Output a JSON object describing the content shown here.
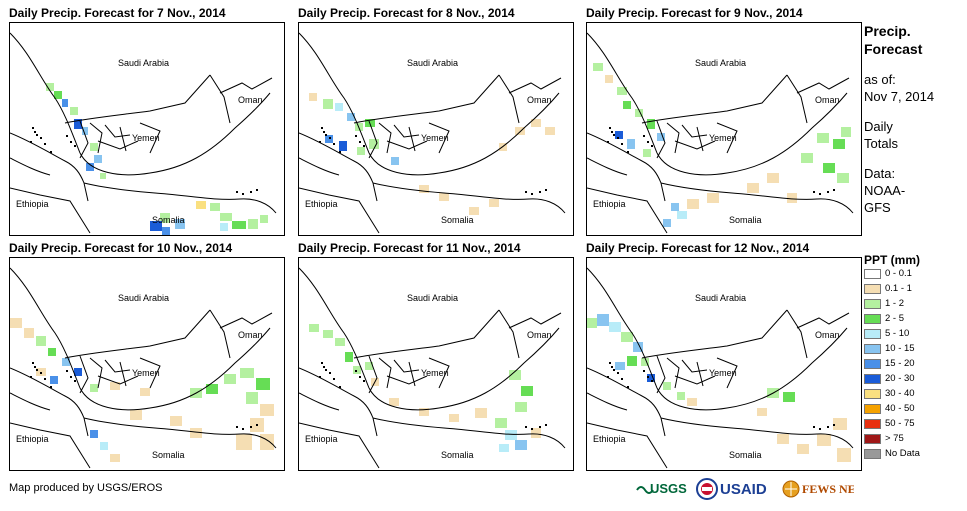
{
  "panels": [
    {
      "title": "Daily Precip. Forecast for 7 Nov., 2014"
    },
    {
      "title": "Daily Precip. Forecast for 8 Nov., 2014"
    },
    {
      "title": "Daily Precip. Forecast for 9 Nov., 2014"
    },
    {
      "title": "Daily Precip. Forecast for 10 Nov., 2014"
    },
    {
      "title": "Daily Precip. Forecast for 11 Nov., 2014"
    },
    {
      "title": "Daily Precip. Forecast for 12 Nov., 2014"
    }
  ],
  "map_labels": {
    "saudi": "Saudi Arabia",
    "oman": "Oman",
    "yemen": "Yemen",
    "ethiopia": "Ethiopia",
    "somalia": "Somalia"
  },
  "sidebar": {
    "title_line1": "Precip.",
    "title_line2": "Forecast",
    "asof_line1": "as of:",
    "asof_line2": "Nov 7, 2014",
    "totals_line1": "Daily",
    "totals_line2": "Totals",
    "data_line1": "Data:",
    "data_line2": "NOAA-",
    "data_line3": "GFS"
  },
  "legend": {
    "title": "PPT (mm)",
    "items": [
      {
        "label": "0 - 0.1",
        "color": "#ffffff"
      },
      {
        "label": "0.1 - 1",
        "color": "#f5deb3"
      },
      {
        "label": "1 - 2",
        "color": "#b4f0a0"
      },
      {
        "label": "2 - 5",
        "color": "#66dd55"
      },
      {
        "label": "5 - 10",
        "color": "#b8ecf8"
      },
      {
        "label": "10 - 15",
        "color": "#88c4f0"
      },
      {
        "label": "15 - 20",
        "color": "#4a90e8"
      },
      {
        "label": "20 - 30",
        "color": "#1a5cd8"
      },
      {
        "label": "30 - 40",
        "color": "#fae080"
      },
      {
        "label": "40 - 50",
        "color": "#f5a200"
      },
      {
        "label": "50 - 75",
        "color": "#e83010"
      },
      {
        "label": "> 75",
        "color": "#a01818"
      },
      {
        "label": "No Data",
        "color": "#999999"
      }
    ]
  },
  "footer": {
    "credit": "Map produced by USGS/EROS",
    "logo_usgs": "USGS",
    "logo_usaid": "USAID",
    "logo_fews": "FEWS NET"
  }
}
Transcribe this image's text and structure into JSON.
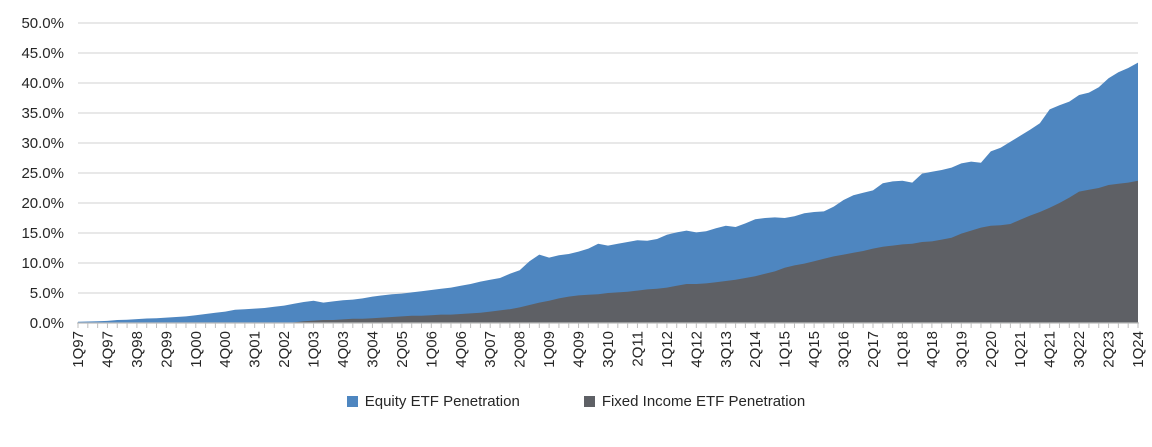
{
  "legend": {
    "equity_label": "Equity ETF Penetration",
    "fixed_income_label": "Fixed Income ETF Penetration"
  },
  "chart_data": {
    "type": "area",
    "overlap": true,
    "title": "",
    "xlabel": "",
    "ylabel": "",
    "ylim": [
      0,
      50
    ],
    "ytick_step": 5,
    "ytick_labels": [
      "0.0%",
      "5.0%",
      "10.0%",
      "15.0%",
      "20.0%",
      "25.0%",
      "30.0%",
      "35.0%",
      "40.0%",
      "45.0%",
      "50.0%"
    ],
    "xtick_label_interval": 3,
    "grid": true,
    "legend_position": "bottom",
    "colors": {
      "equity": "#4E86C0",
      "fixed_income": "#5E6065",
      "gridline": "#D9D9D9",
      "axis": "#BFBFBF",
      "text": "#262626"
    },
    "categories": [
      "1Q97",
      "2Q97",
      "3Q97",
      "4Q97",
      "1Q98",
      "2Q98",
      "3Q98",
      "4Q98",
      "1Q99",
      "2Q99",
      "3Q99",
      "4Q99",
      "1Q00",
      "2Q00",
      "3Q00",
      "4Q00",
      "1Q01",
      "2Q01",
      "3Q01",
      "4Q01",
      "1Q02",
      "2Q02",
      "3Q02",
      "4Q02",
      "1Q03",
      "2Q03",
      "3Q03",
      "4Q03",
      "1Q04",
      "2Q04",
      "3Q04",
      "4Q04",
      "1Q05",
      "2Q05",
      "3Q05",
      "4Q05",
      "1Q06",
      "2Q06",
      "3Q06",
      "4Q06",
      "1Q07",
      "2Q07",
      "3Q07",
      "4Q07",
      "1Q08",
      "2Q08",
      "3Q08",
      "4Q08",
      "1Q09",
      "2Q09",
      "3Q09",
      "4Q09",
      "1Q10",
      "2Q10",
      "3Q10",
      "4Q10",
      "1Q11",
      "2Q11",
      "3Q11",
      "4Q11",
      "1Q12",
      "2Q12",
      "3Q12",
      "4Q12",
      "1Q13",
      "2Q13",
      "3Q13",
      "4Q13",
      "1Q14",
      "2Q14",
      "3Q14",
      "4Q14",
      "1Q15",
      "2Q15",
      "3Q15",
      "4Q15",
      "1Q16",
      "2Q16",
      "3Q16",
      "4Q16",
      "1Q17",
      "2Q17",
      "3Q17",
      "4Q17",
      "1Q18",
      "2Q18",
      "3Q18",
      "4Q18",
      "1Q19",
      "2Q19",
      "3Q19",
      "4Q19",
      "1Q20",
      "2Q20",
      "3Q20",
      "4Q20",
      "1Q21",
      "2Q21",
      "3Q21",
      "4Q21",
      "1Q22",
      "2Q22",
      "3Q22",
      "4Q22",
      "1Q23",
      "2Q23",
      "3Q23",
      "4Q23",
      "1Q24"
    ],
    "series": [
      {
        "name": "Equity ETF Penetration",
        "values": [
          0.2,
          0.25,
          0.3,
          0.35,
          0.5,
          0.55,
          0.65,
          0.75,
          0.8,
          0.9,
          1.0,
          1.1,
          1.3,
          1.5,
          1.7,
          1.9,
          2.2,
          2.3,
          2.4,
          2.5,
          2.7,
          2.9,
          3.2,
          3.5,
          3.7,
          3.4,
          3.6,
          3.8,
          3.9,
          4.1,
          4.4,
          4.6,
          4.8,
          4.9,
          5.1,
          5.3,
          5.5,
          5.7,
          5.9,
          6.2,
          6.5,
          6.9,
          7.2,
          7.5,
          8.2,
          8.8,
          10.3,
          11.4,
          10.9,
          11.3,
          11.5,
          11.9,
          12.4,
          13.2,
          12.9,
          13.2,
          13.5,
          13.8,
          13.7,
          14.0,
          14.7,
          15.1,
          15.4,
          15.1,
          15.3,
          15.8,
          16.2,
          16.0,
          16.6,
          17.3,
          17.5,
          17.6,
          17.5,
          17.8,
          18.3,
          18.5,
          18.6,
          19.4,
          20.5,
          21.3,
          21.7,
          22.1,
          23.3,
          23.6,
          23.7,
          23.4,
          24.9,
          25.2,
          25.5,
          25.9,
          26.6,
          26.9,
          26.7,
          28.6,
          29.2,
          30.2,
          31.2,
          32.2,
          33.3,
          35.6,
          36.3,
          36.9,
          38.0,
          38.4,
          39.3,
          40.8,
          41.8,
          42.5,
          43.4
        ]
      },
      {
        "name": "Fixed Income ETF Penetration",
        "values": [
          0,
          0,
          0,
          0,
          0,
          0,
          0,
          0,
          0,
          0,
          0,
          0,
          0,
          0,
          0,
          0,
          0,
          0,
          0,
          0,
          0,
          0,
          0.1,
          0.3,
          0.4,
          0.5,
          0.5,
          0.6,
          0.7,
          0.7,
          0.8,
          0.9,
          1.0,
          1.1,
          1.2,
          1.2,
          1.3,
          1.4,
          1.4,
          1.5,
          1.6,
          1.7,
          1.9,
          2.1,
          2.3,
          2.6,
          3.0,
          3.4,
          3.7,
          4.1,
          4.4,
          4.6,
          4.7,
          4.8,
          5.0,
          5.1,
          5.2,
          5.4,
          5.6,
          5.7,
          5.9,
          6.2,
          6.5,
          6.5,
          6.6,
          6.8,
          7.0,
          7.2,
          7.5,
          7.8,
          8.2,
          8.6,
          9.2,
          9.6,
          9.9,
          10.3,
          10.7,
          11.1,
          11.4,
          11.7,
          12.0,
          12.4,
          12.7,
          12.9,
          13.1,
          13.2,
          13.5,
          13.6,
          13.9,
          14.2,
          14.9,
          15.4,
          15.9,
          16.2,
          16.3,
          16.5,
          17.2,
          17.9,
          18.5,
          19.2,
          20.0,
          20.9,
          21.9,
          22.2,
          22.5,
          23.0,
          23.2,
          23.4,
          23.7
        ]
      }
    ]
  }
}
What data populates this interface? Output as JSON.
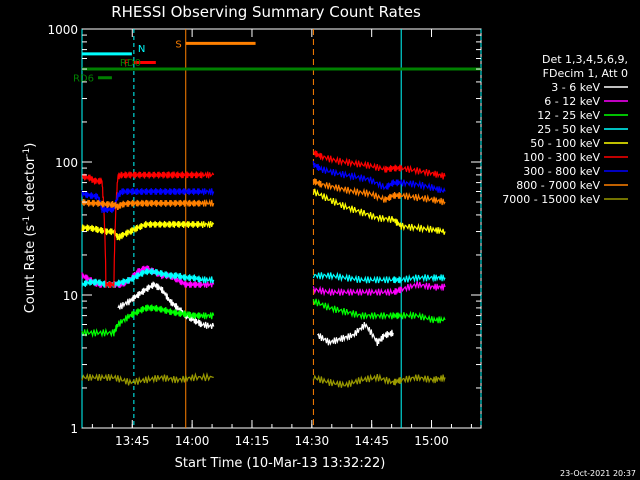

————————

◆ **Required work**
Using the records above, copy every line that has the word "JSON" in it.

◆ **Result below**
Output a JSON object describing the content shown here.
Transcribe this image's text and structure into JSON.
What data populates this interface? Output as JSON.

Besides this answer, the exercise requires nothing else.